[Data excerpts]
════════════════

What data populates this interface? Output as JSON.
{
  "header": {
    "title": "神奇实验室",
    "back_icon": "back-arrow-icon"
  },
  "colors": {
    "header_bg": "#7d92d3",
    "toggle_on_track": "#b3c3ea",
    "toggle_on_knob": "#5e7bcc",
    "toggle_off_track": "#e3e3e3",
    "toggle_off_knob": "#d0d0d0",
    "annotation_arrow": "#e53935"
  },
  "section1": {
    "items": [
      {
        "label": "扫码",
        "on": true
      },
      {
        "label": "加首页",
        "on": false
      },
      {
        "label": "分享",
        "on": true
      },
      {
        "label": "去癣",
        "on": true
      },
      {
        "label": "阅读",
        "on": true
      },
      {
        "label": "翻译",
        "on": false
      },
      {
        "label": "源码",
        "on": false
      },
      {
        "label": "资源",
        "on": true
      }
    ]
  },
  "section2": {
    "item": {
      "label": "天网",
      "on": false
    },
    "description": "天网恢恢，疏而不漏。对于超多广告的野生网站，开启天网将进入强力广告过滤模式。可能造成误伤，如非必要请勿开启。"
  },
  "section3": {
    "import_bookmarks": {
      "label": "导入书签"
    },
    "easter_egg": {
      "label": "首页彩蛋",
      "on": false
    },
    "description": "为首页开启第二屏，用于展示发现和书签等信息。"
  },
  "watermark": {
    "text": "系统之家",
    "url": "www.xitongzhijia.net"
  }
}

════════════════

### TASK STATEMENT
Repeat the entries exactly, all of them.

### RESULT
What data populates this interface? Output as JSON.
{
  "header": {
    "title": "神奇实验室",
    "back_icon": "back-arrow-icon"
  },
  "colors": {
    "header_bg": "#7d92d3",
    "toggle_on_track": "#b3c3ea",
    "toggle_on_knob": "#5e7bcc",
    "toggle_off_track": "#e3e3e3",
    "toggle_off_knob": "#d0d0d0",
    "annotation_arrow": "#e53935"
  },
  "section1": {
    "items": [
      {
        "label": "扫码",
        "on": true
      },
      {
        "label": "加首页",
        "on": false
      },
      {
        "label": "分享",
        "on": true
      },
      {
        "label": "去癣",
        "on": true
      },
      {
        "label": "阅读",
        "on": true
      },
      {
        "label": "翻译",
        "on": false
      },
      {
        "label": "源码",
        "on": false
      },
      {
        "label": "资源",
        "on": true
      }
    ]
  },
  "section2": {
    "item": {
      "label": "天网",
      "on": false
    },
    "description": "天网恢恢，疏而不漏。对于超多广告的野生网站，开启天网将进入强力广告过滤模式。可能造成误伤，如非必要请勿开启。"
  },
  "section3": {
    "import_bookmarks": {
      "label": "导入书签"
    },
    "easter_egg": {
      "label": "首页彩蛋",
      "on": false
    },
    "description": "为首页开启第二屏，用于展示发现和书签等信息。"
  },
  "watermark": {
    "text": "系统之家",
    "url": "www.xitongzhijia.net"
  }
}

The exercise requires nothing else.